Copy all of the material below exactly.

**Records that describe figures**
———

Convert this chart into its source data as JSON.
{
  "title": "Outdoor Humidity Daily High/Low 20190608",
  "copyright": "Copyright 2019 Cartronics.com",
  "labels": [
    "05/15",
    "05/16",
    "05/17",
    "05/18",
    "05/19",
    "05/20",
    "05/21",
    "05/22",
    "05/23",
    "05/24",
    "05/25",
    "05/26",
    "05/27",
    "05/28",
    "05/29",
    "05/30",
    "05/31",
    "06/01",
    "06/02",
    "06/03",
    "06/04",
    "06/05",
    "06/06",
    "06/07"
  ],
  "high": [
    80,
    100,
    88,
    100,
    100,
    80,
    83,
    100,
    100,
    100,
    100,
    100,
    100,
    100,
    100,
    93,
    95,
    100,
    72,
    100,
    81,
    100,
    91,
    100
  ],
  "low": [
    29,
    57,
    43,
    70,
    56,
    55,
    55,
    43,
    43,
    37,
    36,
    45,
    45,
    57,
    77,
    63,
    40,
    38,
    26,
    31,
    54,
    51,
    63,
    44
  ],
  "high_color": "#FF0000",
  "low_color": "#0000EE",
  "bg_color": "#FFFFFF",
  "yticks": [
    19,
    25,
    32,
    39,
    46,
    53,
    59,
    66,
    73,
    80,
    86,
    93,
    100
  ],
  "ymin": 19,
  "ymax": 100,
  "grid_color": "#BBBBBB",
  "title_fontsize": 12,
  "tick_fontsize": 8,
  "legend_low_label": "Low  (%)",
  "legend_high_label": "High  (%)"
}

———

**Output of the exercise**
Convert this chart into its source data as JSON.
{
  "title": "Outdoor Humidity Daily High/Low 20190608",
  "copyright": "Copyright 2019 Cartronics.com",
  "labels": [
    "05/15",
    "05/16",
    "05/17",
    "05/18",
    "05/19",
    "05/20",
    "05/21",
    "05/22",
    "05/23",
    "05/24",
    "05/25",
    "05/26",
    "05/27",
    "05/28",
    "05/29",
    "05/30",
    "05/31",
    "06/01",
    "06/02",
    "06/03",
    "06/04",
    "06/05",
    "06/06",
    "06/07"
  ],
  "high": [
    80,
    100,
    88,
    100,
    100,
    80,
    83,
    100,
    100,
    100,
    100,
    100,
    100,
    100,
    100,
    93,
    95,
    100,
    72,
    100,
    81,
    100,
    91,
    100
  ],
  "low": [
    29,
    57,
    43,
    70,
    56,
    55,
    55,
    43,
    43,
    37,
    36,
    45,
    45,
    57,
    77,
    63,
    40,
    38,
    26,
    31,
    54,
    51,
    63,
    44
  ],
  "high_color": "#FF0000",
  "low_color": "#0000EE",
  "bg_color": "#FFFFFF",
  "yticks": [
    19,
    25,
    32,
    39,
    46,
    53,
    59,
    66,
    73,
    80,
    86,
    93,
    100
  ],
  "ymin": 19,
  "ymax": 100,
  "grid_color": "#BBBBBB",
  "title_fontsize": 12,
  "tick_fontsize": 8,
  "legend_low_label": "Low  (%)",
  "legend_high_label": "High  (%)"
}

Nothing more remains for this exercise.